# DATA LISTING:
--
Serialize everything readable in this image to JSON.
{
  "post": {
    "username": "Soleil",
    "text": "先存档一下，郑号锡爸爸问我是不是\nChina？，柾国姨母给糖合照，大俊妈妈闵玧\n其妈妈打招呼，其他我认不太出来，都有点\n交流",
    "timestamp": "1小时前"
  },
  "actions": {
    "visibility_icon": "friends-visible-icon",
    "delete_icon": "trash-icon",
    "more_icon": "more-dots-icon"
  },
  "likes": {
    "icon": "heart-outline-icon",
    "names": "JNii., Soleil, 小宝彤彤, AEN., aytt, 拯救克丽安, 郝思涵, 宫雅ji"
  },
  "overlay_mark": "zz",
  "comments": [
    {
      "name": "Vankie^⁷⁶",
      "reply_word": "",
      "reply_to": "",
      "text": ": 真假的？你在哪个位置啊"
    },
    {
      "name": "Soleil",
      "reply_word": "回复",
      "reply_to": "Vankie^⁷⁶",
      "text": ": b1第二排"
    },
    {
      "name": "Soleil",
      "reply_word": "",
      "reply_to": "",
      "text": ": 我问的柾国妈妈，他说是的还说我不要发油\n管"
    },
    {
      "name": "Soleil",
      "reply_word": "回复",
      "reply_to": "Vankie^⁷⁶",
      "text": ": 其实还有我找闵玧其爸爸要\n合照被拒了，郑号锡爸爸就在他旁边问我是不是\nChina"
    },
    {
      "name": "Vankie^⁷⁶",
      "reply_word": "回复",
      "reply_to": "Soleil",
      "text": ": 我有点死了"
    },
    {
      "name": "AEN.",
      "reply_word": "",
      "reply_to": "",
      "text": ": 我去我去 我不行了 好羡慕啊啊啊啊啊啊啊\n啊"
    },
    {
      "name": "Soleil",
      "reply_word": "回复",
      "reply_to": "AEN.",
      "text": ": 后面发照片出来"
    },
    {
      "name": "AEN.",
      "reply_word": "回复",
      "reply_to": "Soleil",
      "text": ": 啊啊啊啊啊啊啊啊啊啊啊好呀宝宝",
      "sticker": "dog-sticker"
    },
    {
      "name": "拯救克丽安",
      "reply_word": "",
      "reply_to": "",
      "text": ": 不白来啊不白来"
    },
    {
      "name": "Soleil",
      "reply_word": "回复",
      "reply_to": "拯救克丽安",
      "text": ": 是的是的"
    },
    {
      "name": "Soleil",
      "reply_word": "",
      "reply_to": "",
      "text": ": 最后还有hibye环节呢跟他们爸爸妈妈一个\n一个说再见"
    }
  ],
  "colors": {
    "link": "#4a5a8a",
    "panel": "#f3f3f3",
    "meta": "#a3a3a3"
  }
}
--
# WHAT YOU ARE ASKED TO DO:
Scan the material above. Extract every line in which the word "icon" occurs.

# FINAL RESULT:
    "visibility_icon": "friends-visible-icon",
    "delete_icon": "trash-icon",
    "more_icon": "more-dots-icon"
    "icon": "heart-outline-icon",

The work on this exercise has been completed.